Problem requirements: Transcribe the listing below word for word.

Excerpt from a dataset:
'''
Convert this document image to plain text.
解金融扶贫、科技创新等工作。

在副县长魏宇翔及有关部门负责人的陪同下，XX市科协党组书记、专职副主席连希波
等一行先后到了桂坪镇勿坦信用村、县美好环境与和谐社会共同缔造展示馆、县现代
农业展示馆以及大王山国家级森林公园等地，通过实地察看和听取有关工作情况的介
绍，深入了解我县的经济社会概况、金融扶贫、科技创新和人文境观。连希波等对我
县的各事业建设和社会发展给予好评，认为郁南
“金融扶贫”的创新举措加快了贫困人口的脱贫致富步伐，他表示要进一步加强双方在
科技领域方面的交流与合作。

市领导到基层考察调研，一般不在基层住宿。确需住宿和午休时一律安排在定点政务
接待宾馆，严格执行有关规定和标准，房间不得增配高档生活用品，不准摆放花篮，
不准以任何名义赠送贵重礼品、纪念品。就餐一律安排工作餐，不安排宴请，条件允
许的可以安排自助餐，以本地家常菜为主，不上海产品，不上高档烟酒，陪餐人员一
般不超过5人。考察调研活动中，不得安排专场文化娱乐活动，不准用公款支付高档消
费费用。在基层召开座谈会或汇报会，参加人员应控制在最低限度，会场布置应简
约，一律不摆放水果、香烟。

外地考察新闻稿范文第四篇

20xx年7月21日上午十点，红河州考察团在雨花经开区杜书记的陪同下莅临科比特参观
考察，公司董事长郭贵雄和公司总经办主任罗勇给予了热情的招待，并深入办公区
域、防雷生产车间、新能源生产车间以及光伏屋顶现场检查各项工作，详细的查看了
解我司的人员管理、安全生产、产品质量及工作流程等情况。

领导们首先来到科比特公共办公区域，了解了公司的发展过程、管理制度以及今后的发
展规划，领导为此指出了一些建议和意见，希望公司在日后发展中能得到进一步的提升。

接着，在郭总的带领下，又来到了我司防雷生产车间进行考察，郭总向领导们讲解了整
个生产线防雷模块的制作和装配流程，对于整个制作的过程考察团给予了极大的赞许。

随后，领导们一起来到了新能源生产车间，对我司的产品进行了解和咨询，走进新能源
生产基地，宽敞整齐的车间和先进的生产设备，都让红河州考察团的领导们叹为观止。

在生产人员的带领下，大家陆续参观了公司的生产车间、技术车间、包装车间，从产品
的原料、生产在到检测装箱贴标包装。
'''
Worked solution:
Convert this document image to plain text.
解金融扶贫、科技创新等工作。

在副县长魏宇翔及有关部门负责人的陪同下，XX市科协党组书记、专职副主席连希波
等一行先后到了桂坪镇勿坦信用村、县美好环境与和谐社会共同缔造展示馆、县现代
农业展示馆以及大王山国家级森林公园等地，通过实地察看和听取有关工作情况的介
绍，深入了解我县的经济社会概况、金融扶贫、科技创新和人文境观。连希波等对我
县的各事业建设和社会发展给予好评，认为郁南
“金融扶贫”的创新举措加快了贫困人口的脱贫致富步伐，他表示要进一步加强双方在
科技领域方面的交流与合作。

市领导到基层考察调研，一般不在基层住宿。确需住宿和午休时一律安排在定点政务
接待宾馆，严格执行有关规定和标准，房间不得增配高档生活用品，不准摆放花篮，
不准以任何名义赠送贵重礼品、纪念品。就餐一律安排工作餐，不安排宴请，条件允
许的可以安排自助餐，以本地家常菜为主，不上海产品，不上高档烟酒，陪餐人员一
般不超过5人。考察调研活动中，不得安排专场文化娱乐活动，不准用公款支付高档消
费费用。在基层召开座谈会或汇报会，参加人员应控制在最低限度，会场布置应简
约，一律不摆放水果、香烟。

外地考察新闻稿范文第四篇

20xx年7月21日上午十点，红河州考察团在雨花经开区杜书记的陪同下莅临科比特参观
考察，公司董事长郭贵雄和公司总经办主任罗勇给予了热情的招待，并深入办公区
域、防雷生产车间、新能源生产车间以及光伏屋顶现场检查各项工作，详细的查看了
解我司的人员管理、安全生产、产品质量及工作流程等情况。

领导们首先来到科比特公共办公区域，了解了公司的发展过程、管理制度以及今后的发
展规划，领导为此指出了一些建议和意见，希望公司在日后发展中能得到进一步的提升。

接着，在郭总的带领下，又来到了我司防雷生产车间进行考察，郭总向领导们讲解了整
个生产线防雷模块的制作和装配流程，对于整个制作的过程考察团给予了极大的赞许。

随后，领导们一起来到了新能源生产车间，对我司的产品进行了解和咨询，走进新能源
生产基地，宽敞整齐的车间和先进的生产设备，都让红河州考察团的领导们叹为观止。

在生产人员的带领下，大家陆续参观了公司的生产车间、技术车间、包装车间，从产品
的原料、生产在到检测装箱贴标包装。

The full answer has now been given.